- OBJECTIVE
Report all lines from the entries below in which "DIVERSIS" appears.

>>>>

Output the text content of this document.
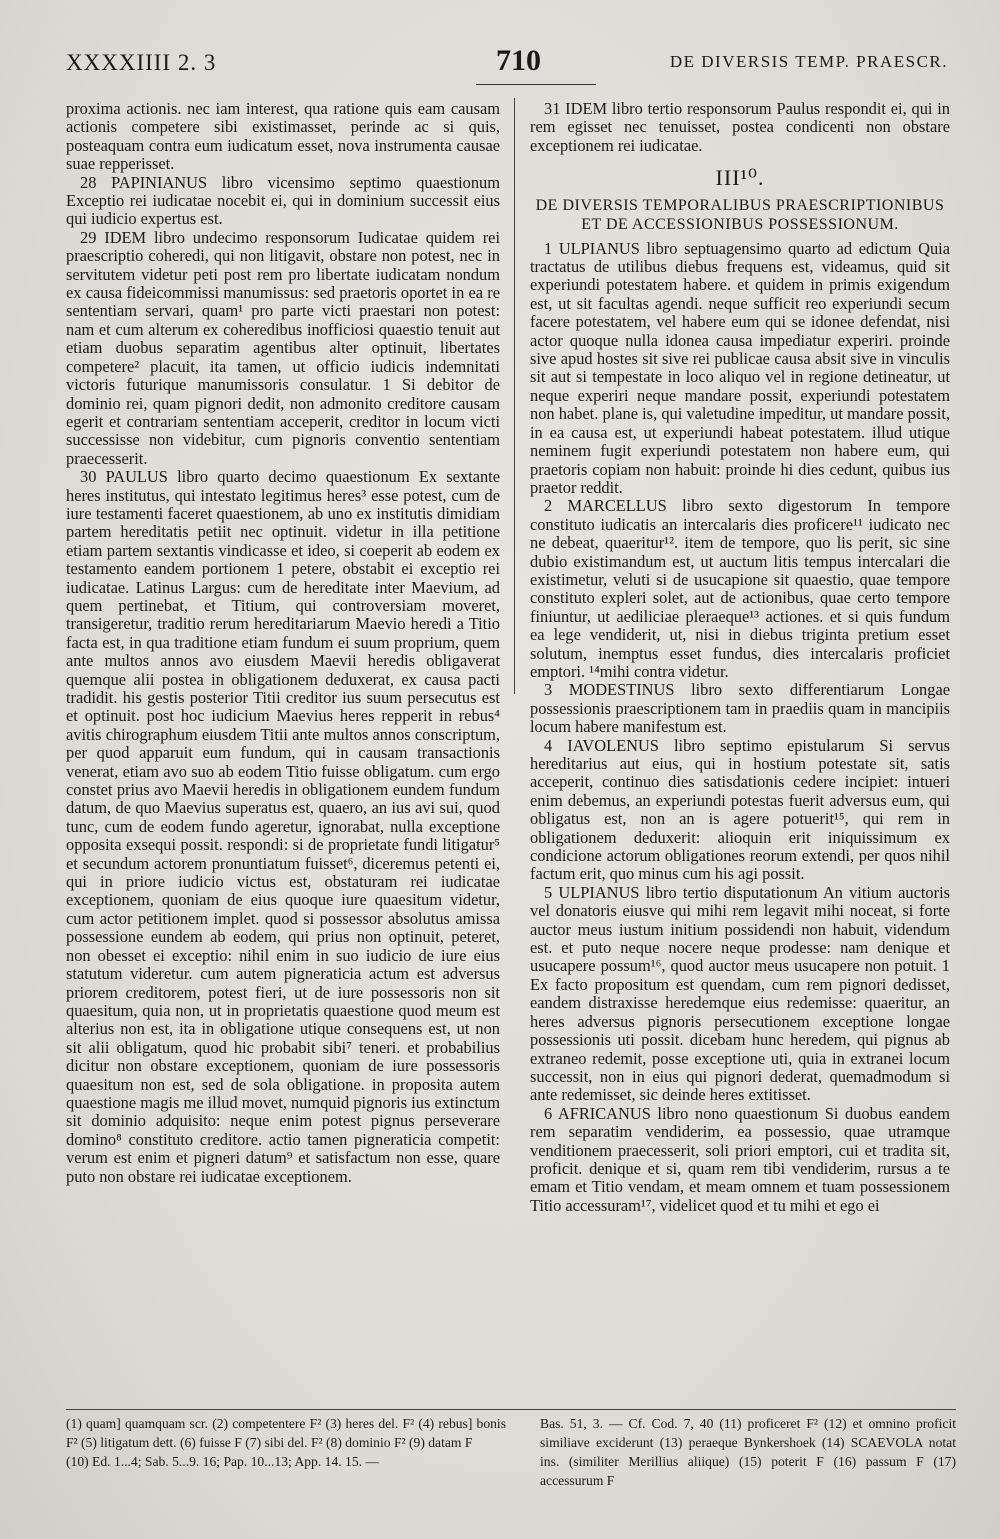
XXXXIIII 2. 3	710	DE DIVERSIS TEMP. PRAESCR.

proxima actionis. nec iam interest, qua ratione quis eam causam actionis competere sibi existimasset, perinde ac si quis, posteaquam contra eum iudicatum esset, nova instrumenta causae suae repperisset.

28 PAPINIANUS libro vicensimo septimo quaestionum Exceptio rei iudicatae nocebit ei, qui in dominium successit eius qui iudicio expertus est.

29 IDEM libro undecimo responsorum Iudicatae quidem rei praescriptio coheredi, qui non litigavit, obstare non potest, nec in servitutem videtur peti post rem pro libertate iudicatam nondum ex causa fideicommissi manumissus: sed praetoris oportet in ea re sententiam servari, quam¹ pro parte victi praestari non potest: nam et cum alterum ex coheredibus inofficiosi quaestio tenuit aut etiam duobus separatim agentibus alter optinuit, libertates competere² placuit, ita tamen, ut officio iudicis indemnitati victoris futurique manumissoris consulatur. 1 Si debitor de dominio rei, quam pignori dedit, non admonito creditore causam egerit et contrariam sententiam acceperit, creditor in locum victi successisse non videbitur, cum pignoris conventio sententiam praecesserit.

30 PAULUS libro quarto decimo quaestionum Ex sextante heres institutus, qui intestato legitimus heres³ esse potest, cum de iure testamenti faceret quaestionem, ab uno ex institutis dimidiam partem hereditatis petiit nec optinuit. videtur in illa petitione etiam partem sextantis vindicasse et ideo, si coeperit ab eodem ex testamento eandem portionem 1 petere, obstabit ei exceptio rei iudicatae. Latinus Largus: cum de hereditate inter Maevium, ad quem pertinebat, et Titium, qui controversiam moveret, transigeretur, traditio rerum hereditariarum Maevio heredi a Titio facta est, in qua traditione etiam fundum ei suum proprium, quem ante multos annos avo eiusdem Maevii heredis obligaverat quemque alii postea in obligationem deduxerat, ex causa pacti tradidit. his gestis posterior Titii creditor ius suum persecutus est et optinuit. post hoc iudicium Maevius heres repperit in rebus⁴ avitis chirographum eiusdem Titii ante multos annos conscriptum, per quod apparuit eum fundum, qui in causam transactionis venerat, etiam avo suo ab eodem Titio fuisse obligatum. cum ergo constet prius avo Maevii heredis in obligationem eundem fundum datum, de quo Maevius superatus est, quaero, an ius avi sui, quod tunc, cum de eodem fundo ageretur, ignorabat, nulla exceptione opposita exsequi possit. respondi: si de proprietate fundi litigatur⁵ et secundum actorem pronuntiatum fuisset⁶, diceremus petenti ei, qui in priore iudicio victus est, obstaturam rei iudicatae exceptionem, quoniam de eius quoque iure quaesitum videtur, cum actor petitionem implet. quod si possessor absolutus amissa possessione eundem ab eodem, qui prius non optinuit, peteret, non obesset ei exceptio: nihil enim in suo iudicio de iure eius statutum videretur. cum autem pigneraticia actum est adversus priorem creditorem, potest fieri, ut de iure possessoris non sit quaesitum, quia non, ut in proprietatis quaestione quod meum est alterius non est, ita in obligatione utique consequens est, ut non sit alii obligatum, quod hic probabit sibi⁷ teneri. et probabilius dicitur non obstare exceptionem, quoniam de iure possessoris quaesitum non est, sed de sola obligatione. in proposita autem quaestione magis me illud movet, numquid pignoris ius extinctum sit dominio adquisito: neque enim potest pignus perseverare domino⁸ constituto creditore. actio tamen pigneraticia competit: verum est enim et pigneri datum⁹ et satisfactum non esse, quare puto non obstare rei iudicatae exceptionem.

31 IDEM libro tertio responsorum Paulus respondit ei, qui in rem egisset nec tenuisset, postea condicenti non obstare exceptionem rei iudicatae.

III¹⁰.
DE DIVERSIS TEMPORALIBUS PRAESCRIPTIONIBUS ET DE ACCESSIONIBUS POSSESSIONUM.

1 ULPIANUS libro septuagensimo quarto ad edictum Quia tractatus de utilibus diebus frequens est, videamus, quid sit experiundi potestatem habere. et quidem in primis exigendum est, ut sit facultas agendi. neque sufficit reo experiundi secum facere potestatem, vel habere eum qui se idonee defendat, nisi actor quoque nulla idonea causa impediatur experiri. proinde sive apud hostes sit sive rei publicae causa absit sive in vinculis sit aut si tempestate in loco aliquo vel in regione detineatur, ut neque experiri neque mandare possit, experiundi potestatem non habet. plane is, qui valetudine impeditur, ut mandare possit, in ea causa est, ut experiundi habeat potestatem. illud utique neminem fugit experiundi potestatem non habere eum, qui praetoris copiam non habuit: proinde hi dies cedunt, quibus ius praetor reddit.

2 MARCELLUS libro sexto digestorum In tempore constituto iudicatis an intercalaris dies proficere¹¹ iudicato nec ne debeat, quaeritur¹². item de tempore, quo lis perit, sic sine dubio existimandum est, ut auctum litis tempus intercalari die existimetur, veluti si de usucapione sit quaestio, quae tempore constituto expleri solet, aut de actionibus, quae certo tempore finiuntur, ut aediliciae pleraeque¹³ actiones. et si quis fundum ea lege vendiderit, ut, nisi in diebus triginta pretium esset solutum, inemptus esset fundus, dies intercalaris proficiet emptori. ¹⁴mihi contra videtur.

3 MODESTINUS libro sexto differentiarum Longae possessionis praescriptionem tam in praediis quam in mancipiis locum habere manifestum est.

4 IAVOLENUS libro septimo epistularum Si servus hereditarius aut eius, qui in hostium potestate sit, satis acceperit, continuo dies satisdationis cedere incipiet: intueri enim debemus, an experiundi potestas fuerit adversus eum, qui obligatus est, non an is agere potuerit¹⁵, qui rem in obligationem deduxerit: alioquin erit iniquissimum ex condicione actorum obligationes reorum extendi, per quos nihil factum erit, quo minus cum his agi possit.

5 ULPIANUS libro tertio disputationum An vitium auctoris vel donatoris eiusve qui mihi rem legavit mihi noceat, si forte auctor meus iustum initium possidendi non habuit, videndum est. et puto neque nocere neque prodesse: nam denique et usucapere possum¹⁶, quod auctor meus usucapere non potuit. 1 Ex facto propositum est quendam, cum rem pignori dedisset, eandem distraxisse heredemque eius redemisse: quaeritur, an heres adversus pignoris persecutionem exceptione longae possessionis uti possit. dicebam hunc heredem, qui pignus ab extraneo redemit, posse exceptione uti, quia in extranei locum successit, non in eius qui pignori dederat, quemadmodum si ante redemisset, sic deinde heres extitisset.

6 AFRICANUS libro nono quaestionum Si duobus eandem rem separatim vendiderim, ea possessio, quae utramque venditionem praecesserit, soli priori emptori, cui et tradita sit, proficit. denique et si, quam rem tibi vendiderim, rursus a te emam et Titio vendam, et meam omnem et tuam possessionem Titio accessuram¹⁷, videlicet quod et tu mihi et ego ei

(1) quam] quamquam scr. (2) competentere F² (3) heres del. F² (4) rebus] bonis F² (5) litigatum dett. (6) fuisse F (7) sibi del. F² (8) dominio F² (9) datam F

(10) Ed. 1...4; Sab. 5...9. 16; Pap. 10...13; App. 14. 15. —

Bas. 51, 3. — Cf. Cod. 7, 40 (11) proficeret F² (12) et omnino proficit similiave exciderunt (13) peraeque Bynkershoek (14) SCAEVOLA notat ins. (similiter Merillius aliique) (15) poterit F (16) passum F (17) accessurum F
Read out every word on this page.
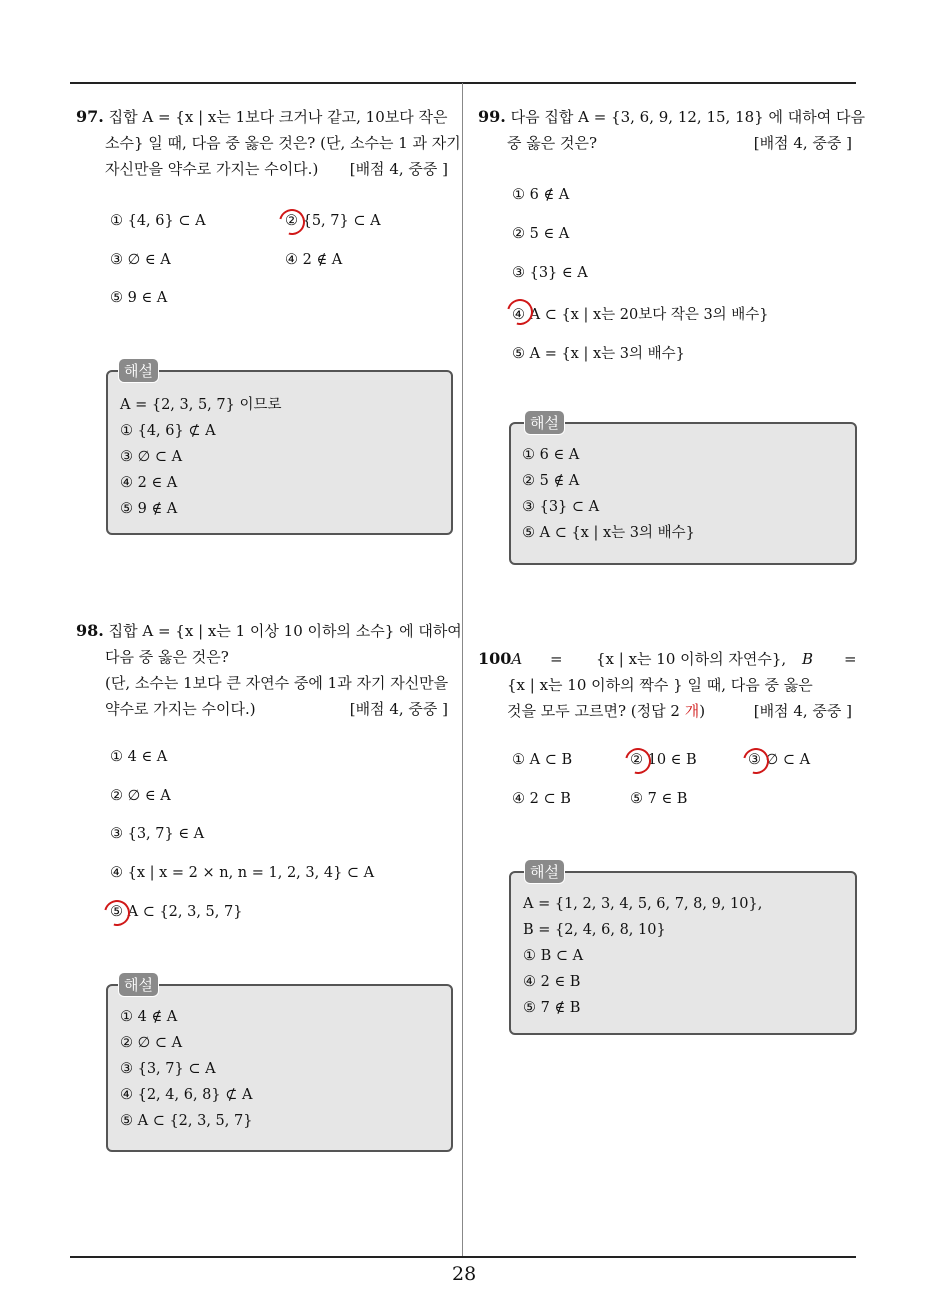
28
97. 집합 A = {x | x는 1보다 크거나 같고, 10보다 작은
소수} 일 때, 다음 중 옳은 것은? (단, 소수는 1 과 자기
자신만을 약수로 가지는 수이다.) [배점 4, 중중 ]
① {4, 6} ⊂ A	② {5, 7} ⊂ A
③ ∅ ∈ A	④ 2 ∉ A
⑤ 9 ∈ A
A = {2, 3, 5, 7} 이므로
① {4, 6} ⊄ A
③ ∅ ⊂ A
④ 2 ∈ A
⑤ 9 ∉ A
해설
98. 집합 A = {x | x는 1 이상 10 이하의 소수} 에 대하여
다음 중 옳은 것은?
(단, 소수는 1보다 큰 자연수 중에 1과 자기 자신만을
약수로 가지는 수이다.)	[배점 4, 중중 ]
① 4 ∈ A
② ∅ ∈ A
③ {3, 7} ∈ A
④ {x | x = 2 × n, n = 1, 2, 3, 4} ⊂ A
⑤ A ⊂ {2, 3, 5, 7}
① 4 ∉ A
② ∅ ⊂ A
③ {3, 7} ⊂ A
④ {2, 4, 6, 8} ⊄ A
⑤ A ⊂ {2, 3, 5, 7}
해설
99. 다음 집합 A = {3, 6, 9, 12, 15, 18} 에 대하여 다음
중 옳은 것은?	[배점 4, 중중 ]
① 6 ∉ A
② 5 ∈ A
③ {3} ∈ A
④ A ⊂ {x | x는 20보다 작은 3의 배수}
⑤ A = {x | x는 3의 배수}
① 6 ∈ A
② 5 ∉ A
③ {3} ⊂ A
⑤ A ⊂ {x | x는 3의 배수}
해설
100A = {x | x는 10 이하의 자연수}, B =
{x | x는 10 이하의 짝수 } 일 때, 다음 중 옳은
것을 모두 고르면? (정답 2 개)	[배점 4, 중중 ]
① A ⊂ B	② 10 ∈ B	③ ∅ ⊂ A
④ 2 ⊂ B	⑤ 7 ∈ B
A = {1, 2, 3, 4, 5, 6, 7, 8, 9, 10},
B = {2, 4, 6, 8, 10}
① B ⊂ A
④ 2 ∈ B
⑤ 7 ∉ B
해설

<<<<

- FINAL RESULT
XXXXIIII 2. 3	710	DE DIVERSIS TEMP. PRAESCR.
DE DIVERSIS TEMPORALIBUS PRAESCRIPTIONIBUS ET DE ACCESSIONIBUS POSSESSIONUM.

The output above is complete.